Set exercise> Reproduce the entire listing word for word.

Records excerpted from a collection:
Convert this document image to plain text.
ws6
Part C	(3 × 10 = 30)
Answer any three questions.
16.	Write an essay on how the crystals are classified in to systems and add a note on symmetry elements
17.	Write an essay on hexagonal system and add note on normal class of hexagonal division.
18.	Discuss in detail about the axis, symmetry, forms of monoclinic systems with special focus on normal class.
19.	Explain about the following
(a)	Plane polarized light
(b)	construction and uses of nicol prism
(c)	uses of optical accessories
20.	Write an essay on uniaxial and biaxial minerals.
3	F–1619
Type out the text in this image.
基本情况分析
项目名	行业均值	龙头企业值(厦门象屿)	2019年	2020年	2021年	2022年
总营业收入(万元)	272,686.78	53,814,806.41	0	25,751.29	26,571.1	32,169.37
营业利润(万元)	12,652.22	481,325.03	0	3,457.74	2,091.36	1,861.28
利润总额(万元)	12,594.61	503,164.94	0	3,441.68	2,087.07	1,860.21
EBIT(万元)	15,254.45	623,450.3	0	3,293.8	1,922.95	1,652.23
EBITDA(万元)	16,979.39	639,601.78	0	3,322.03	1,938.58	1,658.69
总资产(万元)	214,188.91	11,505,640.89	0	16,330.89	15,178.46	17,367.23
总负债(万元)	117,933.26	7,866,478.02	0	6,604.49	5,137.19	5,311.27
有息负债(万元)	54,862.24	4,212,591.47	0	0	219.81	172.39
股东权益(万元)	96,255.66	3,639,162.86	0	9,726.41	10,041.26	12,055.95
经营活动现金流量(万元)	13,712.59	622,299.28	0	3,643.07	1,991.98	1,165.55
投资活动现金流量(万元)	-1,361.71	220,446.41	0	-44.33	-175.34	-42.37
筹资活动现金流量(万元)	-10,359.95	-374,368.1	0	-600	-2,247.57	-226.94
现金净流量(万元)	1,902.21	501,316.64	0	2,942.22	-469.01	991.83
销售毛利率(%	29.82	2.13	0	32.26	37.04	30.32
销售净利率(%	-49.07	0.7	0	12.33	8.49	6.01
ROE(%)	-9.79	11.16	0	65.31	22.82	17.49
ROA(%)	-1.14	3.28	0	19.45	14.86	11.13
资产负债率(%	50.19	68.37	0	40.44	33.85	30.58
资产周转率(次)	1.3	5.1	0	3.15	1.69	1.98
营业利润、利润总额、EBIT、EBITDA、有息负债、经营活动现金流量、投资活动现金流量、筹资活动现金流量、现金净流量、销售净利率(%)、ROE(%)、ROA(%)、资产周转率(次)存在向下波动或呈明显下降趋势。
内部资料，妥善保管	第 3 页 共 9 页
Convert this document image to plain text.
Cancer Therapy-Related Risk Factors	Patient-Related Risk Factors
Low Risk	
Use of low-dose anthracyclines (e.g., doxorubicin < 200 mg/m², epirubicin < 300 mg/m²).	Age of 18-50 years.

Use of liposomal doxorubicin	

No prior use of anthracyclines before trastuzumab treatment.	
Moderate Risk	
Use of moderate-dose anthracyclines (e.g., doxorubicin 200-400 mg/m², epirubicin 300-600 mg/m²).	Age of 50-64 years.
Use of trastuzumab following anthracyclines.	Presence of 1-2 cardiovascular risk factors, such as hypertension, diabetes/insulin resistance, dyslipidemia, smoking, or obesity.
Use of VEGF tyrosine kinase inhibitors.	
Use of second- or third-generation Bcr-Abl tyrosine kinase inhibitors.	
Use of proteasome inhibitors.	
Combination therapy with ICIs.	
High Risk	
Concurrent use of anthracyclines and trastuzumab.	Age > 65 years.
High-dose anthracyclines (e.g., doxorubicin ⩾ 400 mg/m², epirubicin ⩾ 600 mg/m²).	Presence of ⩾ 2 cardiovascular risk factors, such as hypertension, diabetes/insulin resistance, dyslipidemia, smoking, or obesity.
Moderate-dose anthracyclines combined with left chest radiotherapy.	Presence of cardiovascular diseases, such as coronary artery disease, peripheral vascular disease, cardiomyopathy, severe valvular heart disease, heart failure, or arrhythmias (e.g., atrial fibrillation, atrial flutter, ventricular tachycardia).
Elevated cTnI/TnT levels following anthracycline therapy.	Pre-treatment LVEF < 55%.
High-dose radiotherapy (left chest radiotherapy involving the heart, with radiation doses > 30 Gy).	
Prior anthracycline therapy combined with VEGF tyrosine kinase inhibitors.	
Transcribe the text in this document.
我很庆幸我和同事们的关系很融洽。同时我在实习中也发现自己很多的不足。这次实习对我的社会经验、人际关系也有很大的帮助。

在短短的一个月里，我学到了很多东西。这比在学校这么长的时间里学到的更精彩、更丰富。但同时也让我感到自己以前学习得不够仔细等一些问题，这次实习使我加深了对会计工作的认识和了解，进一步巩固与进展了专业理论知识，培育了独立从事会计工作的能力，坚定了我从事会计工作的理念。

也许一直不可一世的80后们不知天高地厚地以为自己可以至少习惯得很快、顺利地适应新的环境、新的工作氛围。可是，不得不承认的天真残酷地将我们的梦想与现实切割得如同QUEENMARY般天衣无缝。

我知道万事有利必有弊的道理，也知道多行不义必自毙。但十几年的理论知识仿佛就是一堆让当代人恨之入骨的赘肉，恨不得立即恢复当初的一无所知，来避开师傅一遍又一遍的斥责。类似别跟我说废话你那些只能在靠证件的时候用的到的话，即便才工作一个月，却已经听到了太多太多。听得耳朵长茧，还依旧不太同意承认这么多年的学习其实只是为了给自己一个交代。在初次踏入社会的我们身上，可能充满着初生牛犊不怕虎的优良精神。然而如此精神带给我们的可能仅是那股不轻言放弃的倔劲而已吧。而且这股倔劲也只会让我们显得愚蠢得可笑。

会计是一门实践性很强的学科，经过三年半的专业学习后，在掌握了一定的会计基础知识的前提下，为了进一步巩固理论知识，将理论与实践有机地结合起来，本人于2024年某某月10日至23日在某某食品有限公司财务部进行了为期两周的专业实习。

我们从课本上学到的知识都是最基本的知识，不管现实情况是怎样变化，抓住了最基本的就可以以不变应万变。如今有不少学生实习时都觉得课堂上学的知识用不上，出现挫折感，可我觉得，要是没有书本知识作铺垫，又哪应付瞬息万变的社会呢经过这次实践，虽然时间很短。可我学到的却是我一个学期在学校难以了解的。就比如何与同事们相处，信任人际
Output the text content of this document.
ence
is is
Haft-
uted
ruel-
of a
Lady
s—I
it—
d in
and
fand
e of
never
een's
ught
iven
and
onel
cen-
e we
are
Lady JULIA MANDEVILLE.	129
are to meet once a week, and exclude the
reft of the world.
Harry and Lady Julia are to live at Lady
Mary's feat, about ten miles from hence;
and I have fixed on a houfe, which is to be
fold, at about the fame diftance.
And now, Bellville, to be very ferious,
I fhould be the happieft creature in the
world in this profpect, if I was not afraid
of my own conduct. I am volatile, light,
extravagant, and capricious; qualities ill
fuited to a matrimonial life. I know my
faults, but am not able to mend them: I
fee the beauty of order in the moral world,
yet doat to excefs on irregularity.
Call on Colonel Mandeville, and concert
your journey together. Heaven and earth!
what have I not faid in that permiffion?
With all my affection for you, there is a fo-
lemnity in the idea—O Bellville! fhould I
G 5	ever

Task answer>
Convert this document image to plain text.
ws6
Part C	(3 × 10 = 30)
Answer any three questions.
16.	Write an essay on how the crystals are classified in to systems and add a note on symmetry elements
17.	Write an essay on hexagonal system and add note on normal class of hexagonal division.
18.	Discuss in detail about the axis, symmetry, forms of monoclinic systems with special focus on normal class.
19.	Explain about the following
(a)	Plane polarized light
(b)	construction and uses of nicol prism
(c)	uses of optical accessories
20.	Write an essay on uniaxial and biaxial minerals.
3	F–1619
Type out the text in this image.
基本情况分析
项目名	行业均值	龙头企业值(厦门象屿)	2019年	2020年	2021年	2022年
总营业收入(万元)	272,686.78	53,814,806.41	0	25,751.29	26,571.1	32,169.37
营业利润(万元)	12,652.22	481,325.03	0	3,457.74	2,091.36	1,861.28
利润总额(万元)	12,594.61	503,164.94	0	3,441.68	2,087.07	1,860.21
EBIT(万元)	15,254.45	623,450.3	0	3,293.8	1,922.95	1,652.23
EBITDA(万元)	16,979.39	639,601.78	0	3,322.03	1,938.58	1,658.69
总资产(万元)	214,188.91	11,505,640.89	0	16,330.89	15,178.46	17,367.23
总负债(万元)	117,933.26	7,866,478.02	0	6,604.49	5,137.19	5,311.27
有息负债(万元)	54,862.24	4,212,591.47	0	0	219.81	172.39
股东权益(万元)	96,255.66	3,639,162.86	0	9,726.41	10,041.26	12,055.95
经营活动现金流量(万元)	13,712.59	622,299.28	0	3,643.07	1,991.98	1,165.55
投资活动现金流量(万元)	-1,361.71	220,446.41	0	-44.33	-175.34	-42.37
筹资活动现金流量(万元)	-10,359.95	-374,368.1	0	-600	-2,247.57	-226.94
现金净流量(万元)	1,902.21	501,316.64	0	2,942.22	-469.01	991.83
销售毛利率(%	29.82	2.13	0	32.26	37.04	30.32
销售净利率(%	-49.07	0.7	0	12.33	8.49	6.01
ROE(%)	-9.79	11.16	0	65.31	22.82	17.49
ROA(%)	-1.14	3.28	0	19.45	14.86	11.13
资产负债率(%	50.19	68.37	0	40.44	33.85	30.58
资产周转率(次)	1.3	5.1	0	3.15	1.69	1.98
营业利润、利润总额、EBIT、EBITDA、有息负债、经营活动现金流量、投资活动现金流量、筹资活动现金流量、现金净流量、销售净利率(%)、ROE(%)、ROA(%)、资产周转率(次)存在向下波动或呈明显下降趋势。
内部资料，妥善保管	第 3 页 共 9 页
Convert this document image to plain text.
Cancer Therapy-Related Risk Factors	Patient-Related Risk Factors
Low Risk	
Use of low-dose anthracyclines (e.g., doxorubicin < 200 mg/m², epirubicin < 300 mg/m²).	Age of 18-50 years.

Use of liposomal doxorubicin	

No prior use of anthracyclines before trastuzumab treatment.	
Moderate Risk	
Use of moderate-dose anthracyclines (e.g., doxorubicin 200-400 mg/m², epirubicin 300-600 mg/m²).	Age of 50-64 years.
Use of trastuzumab following anthracyclines.	Presence of 1-2 cardiovascular risk factors, such as hypertension, diabetes/insulin resistance, dyslipidemia, smoking, or obesity.
Use of VEGF tyrosine kinase inhibitors.	
Use of second- or third-generation Bcr-Abl tyrosine kinase inhibitors.	
Use of proteasome inhibitors.	
Combination therapy with ICIs.	
High Risk	
Concurrent use of anthracyclines and trastuzumab.	Age > 65 years.
High-dose anthracyclines (e.g., doxorubicin ⩾ 400 mg/m², epirubicin ⩾ 600 mg/m²).	Presence of ⩾ 2 cardiovascular risk factors, such as hypertension, diabetes/insulin resistance, dyslipidemia, smoking, or obesity.
Moderate-dose anthracyclines combined with left chest radiotherapy.	Presence of cardiovascular diseases, such as coronary artery disease, peripheral vascular disease, cardiomyopathy, severe valvular heart disease, heart failure, or arrhythmias (e.g., atrial fibrillation, atrial flutter, ventricular tachycardia).
Elevated cTnI/TnT levels following anthracycline therapy.	Pre-treatment LVEF < 55%.
High-dose radiotherapy (left chest radiotherapy involving the heart, with radiation doses > 30 Gy).	
Prior anthracycline therapy combined with VEGF tyrosine kinase inhibitors.	
Transcribe the text in this document.
我很庆幸我和同事们的关系很融洽。同时我在实习中也发现自己很多的不足。这次实习对我的社会经验、人际关系也有很大的帮助。

在短短的一个月里，我学到了很多东西。这比在学校这么长的时间里学到的更精彩、更丰富。但同时也让我感到自己以前学习得不够仔细等一些问题，这次实习使我加深了对会计工作的认识和了解，进一步巩固与进展了专业理论知识，培育了独立从事会计工作的能力，坚定了我从事会计工作的理念。

也许一直不可一世的80后们不知天高地厚地以为自己可以至少习惯得很快、顺利地适应新的环境、新的工作氛围。可是，不得不承认的天真残酷地将我们的梦想与现实切割得如同QUEENMARY般天衣无缝。

我知道万事有利必有弊的道理，也知道多行不义必自毙。但十几年的理论知识仿佛就是一堆让当代人恨之入骨的赘肉，恨不得立即恢复当初的一无所知，来避开师傅一遍又一遍的斥责。类似别跟我说废话你那些只能在靠证件的时候用的到的话，即便才工作一个月，却已经听到了太多太多。听得耳朵长茧，还依旧不太同意承认这么多年的学习其实只是为了给自己一个交代。在初次踏入社会的我们身上，可能充满着初生牛犊不怕虎的优良精神。然而如此精神带给我们的可能仅是那股不轻言放弃的倔劲而已吧。而且这股倔劲也只会让我们显得愚蠢得可笑。

会计是一门实践性很强的学科，经过三年半的专业学习后，在掌握了一定的会计基础知识的前提下，为了进一步巩固理论知识，将理论与实践有机地结合起来，本人于2024年某某月10日至23日在某某食品有限公司财务部进行了为期两周的专业实习。

我们从课本上学到的知识都是最基本的知识，不管现实情况是怎样变化，抓住了最基本的就可以以不变应万变。如今有不少学生实习时都觉得课堂上学的知识用不上，出现挫折感，可我觉得，要是没有书本知识作铺垫，又哪应付瞬息万变的社会呢经过这次实践，虽然时间很短。可我学到的却是我一个学期在学校难以了解的。就比如何与同事们相处，信任人际
Output the text content of this document.
ence
is is
Haft-
uted
ruel-
of a
Lady
s—I
it—
d in
and
fand
e of
never
een's
ught
iven
and
onel
cen-
e we
are
Lady JULIA MANDEVILLE.	129
are to meet once a week, and exclude the
reft of the world.
Harry and Lady Julia are to live at Lady
Mary's feat, about ten miles from hence;
and I have fixed on a houfe, which is to be
fold, at about the fame diftance.
And now, Bellville, to be very ferious,
I fhould be the happieft creature in the
world in this profpect, if I was not afraid
of my own conduct. I am volatile, light,
extravagant, and capricious; qualities ill
fuited to a matrimonial life. I know my
faults, but am not able to mend them: I
fee the beauty of order in the moral world,
yet doat to excefs on irregularity.
Call on Colonel Mandeville, and concert
your journey together. Heaven and earth!
what have I not faid in that permiffion?
With all my affection for you, there is a fo-
lemnity in the idea—O Bellville! fhould I
G 5	ever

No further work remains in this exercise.